* begin Material for the task *

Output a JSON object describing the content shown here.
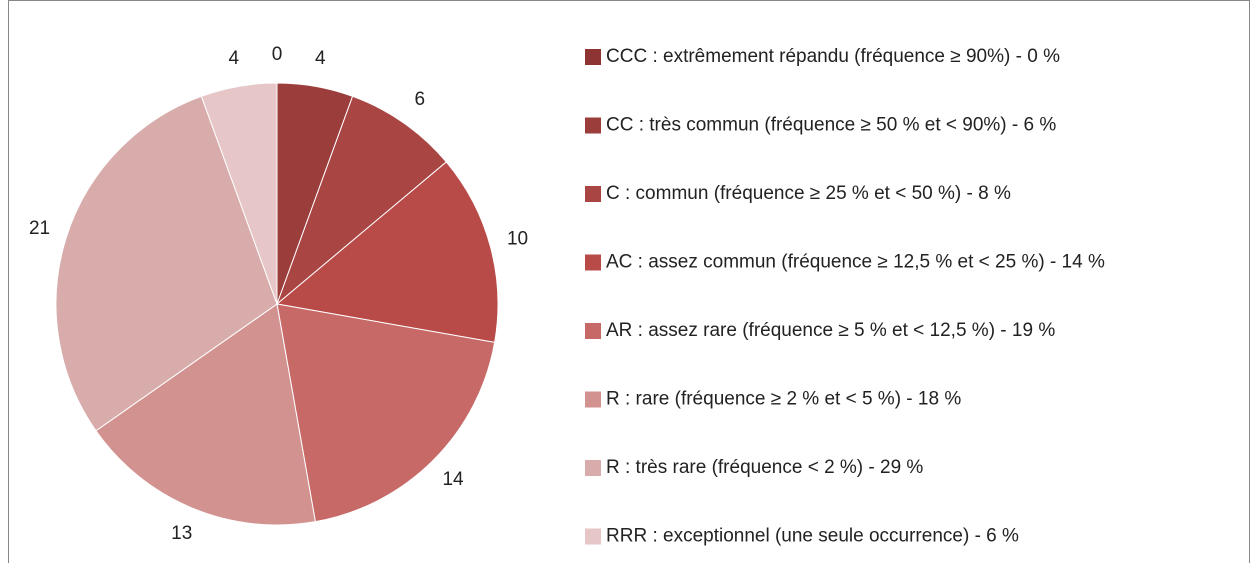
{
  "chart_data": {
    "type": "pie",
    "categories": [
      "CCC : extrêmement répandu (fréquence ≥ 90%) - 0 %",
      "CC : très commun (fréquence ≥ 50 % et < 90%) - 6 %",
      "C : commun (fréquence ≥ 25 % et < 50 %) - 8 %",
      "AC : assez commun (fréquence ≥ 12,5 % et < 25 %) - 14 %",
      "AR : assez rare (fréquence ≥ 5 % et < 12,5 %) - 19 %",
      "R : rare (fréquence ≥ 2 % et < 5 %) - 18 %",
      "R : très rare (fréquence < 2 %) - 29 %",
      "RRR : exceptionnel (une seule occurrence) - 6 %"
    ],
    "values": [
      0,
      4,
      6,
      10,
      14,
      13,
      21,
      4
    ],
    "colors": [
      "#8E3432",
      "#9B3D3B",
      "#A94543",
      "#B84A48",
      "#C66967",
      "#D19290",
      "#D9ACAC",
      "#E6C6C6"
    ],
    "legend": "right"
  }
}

* end Material for the task *

## [Task prompt]
All of the material above needs to be restated exactly, with no pictures.

## [Full response]
Output a JSON object describing the content shown here.
{
  "chart_data": {
    "type": "pie",
    "categories": [
      "CCC : extrêmement répandu (fréquence ≥ 90%) - 0 %",
      "CC : très commun (fréquence ≥ 50 % et < 90%) - 6 %",
      "C : commun (fréquence ≥ 25 % et < 50 %) - 8 %",
      "AC : assez commun (fréquence ≥ 12,5 % et < 25 %) - 14 %",
      "AR : assez rare (fréquence ≥ 5 % et < 12,5 %) - 19 %",
      "R : rare (fréquence ≥ 2 % et < 5 %) - 18 %",
      "R : très rare (fréquence < 2 %) - 29 %",
      "RRR : exceptionnel (une seule occurrence) - 6 %"
    ],
    "values": [
      0,
      4,
      6,
      10,
      14,
      13,
      21,
      4
    ],
    "colors": [
      "#8E3432",
      "#9B3D3B",
      "#A94543",
      "#B84A48",
      "#C66967",
      "#D19290",
      "#D9ACAC",
      "#E6C6C6"
    ],
    "legend": "right"
  }
}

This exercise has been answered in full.